- Material provided -
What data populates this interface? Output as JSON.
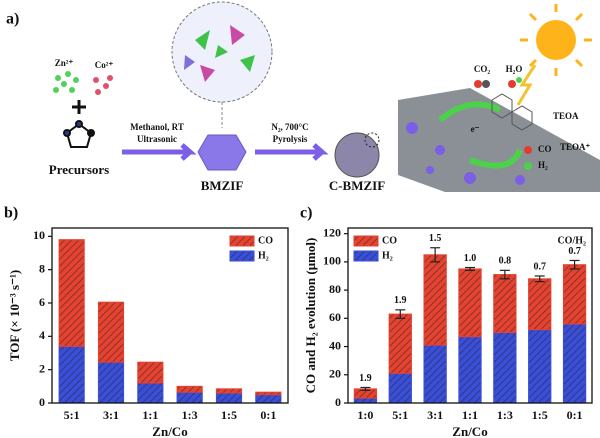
{
  "diagram": {
    "label": "a)",
    "zn": "Zn²⁺",
    "co": "Co²⁺",
    "precursors": "Precursors",
    "step1_a": "Methanol, RT",
    "step1_b": "Ultrasonic",
    "bmzif": "BMZIF",
    "step2_a": "N₂, 700°C",
    "step2_b": "Pyrolysis",
    "cbmzif": "C-BMZIF",
    "co2": "CO₂",
    "h2o": "H₂O",
    "electron": "e⁻",
    "teoa": "TEOA",
    "teoa_plus": "TEOA⁺",
    "co_out": "CO",
    "h2_out": "H₂"
  },
  "chart_data": [
    {
      "type": "stacked_bar",
      "label": "b)",
      "x_label": "Zn/Co",
      "y_label": "TOF (× 10⁻³ s⁻¹)",
      "categories": [
        "5:1",
        "3:1",
        "1:1",
        "1:3",
        "1:5",
        "0:1"
      ],
      "series": [
        {
          "name": "H₂",
          "color": "#3a4fd6",
          "values": [
            3.4,
            2.45,
            1.2,
            0.65,
            0.6,
            0.5
          ]
        },
        {
          "name": "CO",
          "color": "#e5432f",
          "values": [
            6.4,
            3.6,
            1.25,
            0.35,
            0.25,
            0.15
          ]
        }
      ],
      "ylim": [
        0,
        10.5
      ],
      "yticks": [
        0,
        2,
        4,
        6,
        8,
        10
      ],
      "legend": "upper right"
    },
    {
      "type": "stacked_bar",
      "label": "c)",
      "x_label": "Zn/Co",
      "y_label": "CO and H₂ evolution (μmol)",
      "categories": [
        "1:0",
        "5:1",
        "3:1",
        "1:1",
        "1:3",
        "1:5",
        "0:1"
      ],
      "series": [
        {
          "name": "H₂",
          "color": "#3a4fd6",
          "values": [
            3.5,
            21,
            41,
            47,
            50,
            52,
            56
          ]
        },
        {
          "name": "CO",
          "color": "#e5432f",
          "values": [
            6.5,
            42,
            64,
            48,
            41,
            36,
            42
          ],
          "errors": [
            1,
            3,
            5,
            1,
            3,
            2,
            3
          ]
        }
      ],
      "annotations": [
        "1.9",
        "1.9",
        "1.5",
        "1.0",
        "0.8",
        "0.7",
        "0.7"
      ],
      "annotation_title": "CO/H₂",
      "ylim": [
        0,
        124
      ],
      "yticks": [
        0,
        20,
        40,
        60,
        80,
        100,
        120
      ],
      "legend": "upper left"
    }
  ]
}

- Exercise requirements -
In the entries above, find each line with the word "legend" and copy it.

- Solution for this problem -
      "legend": "upper right"
      "legend": "upper left"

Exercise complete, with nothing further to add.